The origins of the fish tradition are not agreed upon, but the most common hypothesis points to the 16th century, when France was under the rule of King Charles IX.  At the time, the calendar year began the 1st of April, but King Charles declared that the New Year would begin the 1st of January instead. Certain disgruntled citizens insisted on continuing to celebrate the New Year on the 1st of April, and the tradition of exchanging gifts soon gave way to playing pranks on one another.  The tradition of the poisson is rumored to be linked to the fact that the 1st of April falls during Christian period of Lent, a time when Christians gave up meat. Giving fake fish became a common joke.

Nowadays, practical jokes are the norm, but the tradition of the paper fish remains, especially for school children in France.

**EXERCISES TO COMPLETE**
1. In the fish tradition text, which king declared that the New Year would begin on the 1st of January?
2. Rewrite the stretch of the fish tradition text from "The origins of" through "a common joke.", swapping "pranks" for "tricks".

**DATA SECTION**
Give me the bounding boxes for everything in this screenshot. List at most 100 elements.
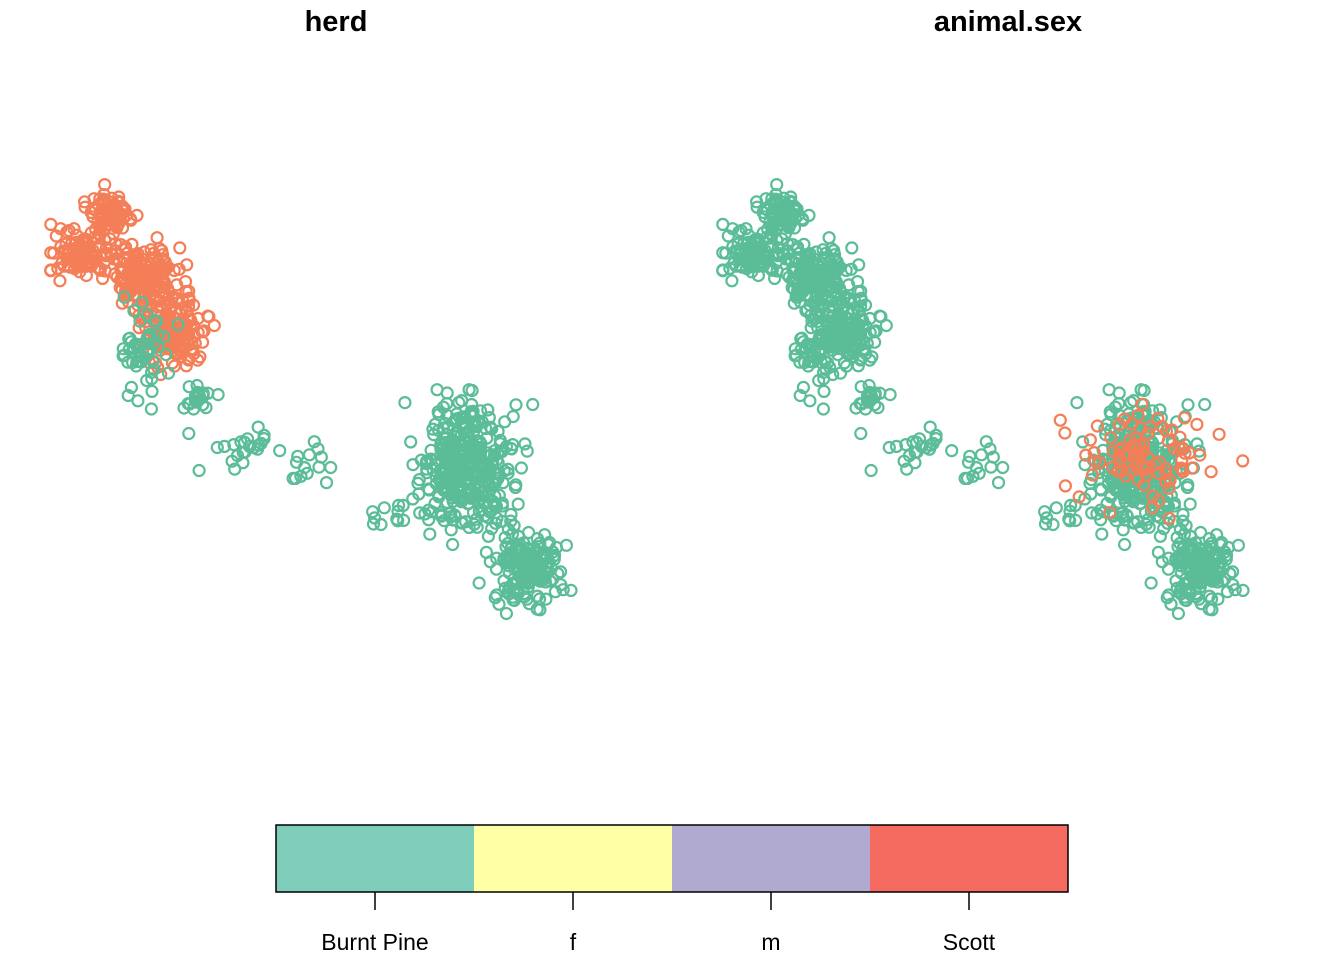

**TASK-BY-TASK RESULTS**
1. King Charles IX

2.
The origins of the fish tradition are not agreed upon, but the most common hypothesis points to the 16th century, when France was under the rule of King Charles IX.  At the time, the calendar year began the 1st of April, but King Charles declared that the New Year would begin the 1st of January instead. Certain disgruntled citizens insisted on continuing to celebrate the New Year on the 1st of April, and the tradition of exchanging gifts soon gave way to playing tricks on one another.  The tradition of the poisson is rumored to be linked to the fact that the 1st of April falls during Christian period of Lent, a time when Christians gave up meat. Giving fake fish became a common joke.